━━━━━ MATERIAL PROVIDED ━━━━━
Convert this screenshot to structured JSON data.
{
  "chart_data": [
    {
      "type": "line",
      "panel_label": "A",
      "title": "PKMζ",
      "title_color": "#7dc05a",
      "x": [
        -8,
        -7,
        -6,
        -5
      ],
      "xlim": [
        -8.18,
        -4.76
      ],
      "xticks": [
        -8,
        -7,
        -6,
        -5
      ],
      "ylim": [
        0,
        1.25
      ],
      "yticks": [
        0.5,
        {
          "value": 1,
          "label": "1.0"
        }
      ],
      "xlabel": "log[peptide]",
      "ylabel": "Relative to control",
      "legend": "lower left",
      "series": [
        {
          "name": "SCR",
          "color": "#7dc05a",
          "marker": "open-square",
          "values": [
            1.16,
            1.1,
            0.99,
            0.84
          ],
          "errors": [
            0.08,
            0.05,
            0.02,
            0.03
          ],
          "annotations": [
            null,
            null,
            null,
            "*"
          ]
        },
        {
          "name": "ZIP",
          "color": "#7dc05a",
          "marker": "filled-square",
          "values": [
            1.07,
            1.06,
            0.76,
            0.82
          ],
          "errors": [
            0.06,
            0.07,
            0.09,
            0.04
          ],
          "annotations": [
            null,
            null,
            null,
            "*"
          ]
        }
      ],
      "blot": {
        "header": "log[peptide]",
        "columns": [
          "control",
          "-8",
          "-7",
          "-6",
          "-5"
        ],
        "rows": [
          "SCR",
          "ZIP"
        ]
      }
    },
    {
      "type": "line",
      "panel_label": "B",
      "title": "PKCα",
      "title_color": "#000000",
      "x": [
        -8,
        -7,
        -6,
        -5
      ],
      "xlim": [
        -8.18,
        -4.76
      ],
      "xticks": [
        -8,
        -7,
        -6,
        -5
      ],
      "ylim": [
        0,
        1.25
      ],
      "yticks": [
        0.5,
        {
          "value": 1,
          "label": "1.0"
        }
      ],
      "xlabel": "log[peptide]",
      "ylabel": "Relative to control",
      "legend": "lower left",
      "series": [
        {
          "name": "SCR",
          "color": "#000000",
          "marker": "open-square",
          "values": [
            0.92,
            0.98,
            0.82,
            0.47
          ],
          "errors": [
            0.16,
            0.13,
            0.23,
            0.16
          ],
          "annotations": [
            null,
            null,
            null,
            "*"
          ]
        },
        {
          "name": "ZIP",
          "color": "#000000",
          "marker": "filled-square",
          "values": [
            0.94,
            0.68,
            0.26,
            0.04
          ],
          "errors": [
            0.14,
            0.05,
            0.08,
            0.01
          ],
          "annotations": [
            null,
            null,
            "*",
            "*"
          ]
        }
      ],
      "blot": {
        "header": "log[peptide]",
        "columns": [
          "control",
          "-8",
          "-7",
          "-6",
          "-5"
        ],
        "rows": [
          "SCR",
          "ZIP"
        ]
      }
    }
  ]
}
━━━━━
━━━━━ MATERIAL PROVIDED ━━━━━
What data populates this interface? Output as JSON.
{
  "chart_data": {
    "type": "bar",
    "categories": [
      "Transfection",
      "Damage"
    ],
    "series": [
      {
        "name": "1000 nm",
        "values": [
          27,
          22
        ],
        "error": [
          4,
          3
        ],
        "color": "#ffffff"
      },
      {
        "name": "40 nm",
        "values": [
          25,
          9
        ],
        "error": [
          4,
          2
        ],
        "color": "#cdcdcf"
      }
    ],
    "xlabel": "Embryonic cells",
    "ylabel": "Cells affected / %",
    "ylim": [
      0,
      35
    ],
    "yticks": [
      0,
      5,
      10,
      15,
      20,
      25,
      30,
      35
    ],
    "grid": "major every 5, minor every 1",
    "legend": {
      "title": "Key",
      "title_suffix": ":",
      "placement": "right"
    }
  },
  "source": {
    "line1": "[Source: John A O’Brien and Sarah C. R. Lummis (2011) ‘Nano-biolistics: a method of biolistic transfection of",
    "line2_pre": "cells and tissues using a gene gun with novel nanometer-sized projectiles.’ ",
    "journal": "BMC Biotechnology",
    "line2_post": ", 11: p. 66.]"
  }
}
━━━━━
━━━━━ MATERIAL PROVIDED ━━━━━
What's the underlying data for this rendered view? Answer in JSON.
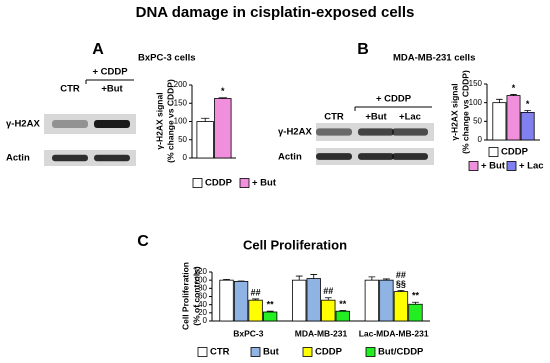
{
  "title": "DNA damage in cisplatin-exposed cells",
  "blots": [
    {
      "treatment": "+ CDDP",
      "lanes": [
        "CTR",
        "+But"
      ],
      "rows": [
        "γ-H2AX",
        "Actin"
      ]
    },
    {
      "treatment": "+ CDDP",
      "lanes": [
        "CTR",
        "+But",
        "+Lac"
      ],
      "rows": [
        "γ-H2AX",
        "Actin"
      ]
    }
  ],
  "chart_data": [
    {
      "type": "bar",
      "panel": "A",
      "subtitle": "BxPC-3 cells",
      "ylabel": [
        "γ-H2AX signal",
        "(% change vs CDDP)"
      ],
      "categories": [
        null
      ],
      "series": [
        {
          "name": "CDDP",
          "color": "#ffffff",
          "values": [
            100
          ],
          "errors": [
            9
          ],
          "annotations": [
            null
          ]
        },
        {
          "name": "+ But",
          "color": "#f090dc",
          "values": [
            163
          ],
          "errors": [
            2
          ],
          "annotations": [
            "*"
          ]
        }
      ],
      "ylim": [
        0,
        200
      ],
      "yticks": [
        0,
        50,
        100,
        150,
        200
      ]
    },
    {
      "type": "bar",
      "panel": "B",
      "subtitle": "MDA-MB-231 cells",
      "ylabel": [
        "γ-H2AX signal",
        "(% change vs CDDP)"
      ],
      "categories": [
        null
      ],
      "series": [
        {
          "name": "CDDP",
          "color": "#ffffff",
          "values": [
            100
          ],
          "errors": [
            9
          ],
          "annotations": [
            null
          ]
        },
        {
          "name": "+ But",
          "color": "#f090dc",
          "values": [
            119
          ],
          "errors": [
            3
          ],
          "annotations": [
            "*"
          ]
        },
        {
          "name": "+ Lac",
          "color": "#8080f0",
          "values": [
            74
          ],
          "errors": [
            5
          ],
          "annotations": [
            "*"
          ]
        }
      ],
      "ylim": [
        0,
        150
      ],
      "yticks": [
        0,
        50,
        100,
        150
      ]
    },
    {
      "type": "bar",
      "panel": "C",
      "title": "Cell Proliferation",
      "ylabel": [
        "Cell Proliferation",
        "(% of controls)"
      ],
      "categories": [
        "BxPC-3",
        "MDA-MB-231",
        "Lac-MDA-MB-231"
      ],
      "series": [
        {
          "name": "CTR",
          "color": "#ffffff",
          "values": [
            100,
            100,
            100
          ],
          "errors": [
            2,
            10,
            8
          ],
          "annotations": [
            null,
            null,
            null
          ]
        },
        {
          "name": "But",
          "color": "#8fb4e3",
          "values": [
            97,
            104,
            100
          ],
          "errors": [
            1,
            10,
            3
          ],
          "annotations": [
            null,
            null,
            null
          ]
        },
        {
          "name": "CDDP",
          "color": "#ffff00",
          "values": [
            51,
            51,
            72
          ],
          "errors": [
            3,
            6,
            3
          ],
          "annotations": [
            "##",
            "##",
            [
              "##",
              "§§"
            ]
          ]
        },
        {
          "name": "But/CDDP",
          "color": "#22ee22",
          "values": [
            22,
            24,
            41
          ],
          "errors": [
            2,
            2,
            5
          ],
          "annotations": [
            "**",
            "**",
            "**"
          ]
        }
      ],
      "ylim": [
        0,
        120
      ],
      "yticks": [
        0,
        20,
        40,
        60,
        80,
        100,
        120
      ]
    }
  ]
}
━━━━━
### [THE TASK]
Reproduce every line in the records above that contains the word "Proliferation".

### [ANSWER BOX]
      "title": "Cell Proliferation",
        "Cell Proliferation",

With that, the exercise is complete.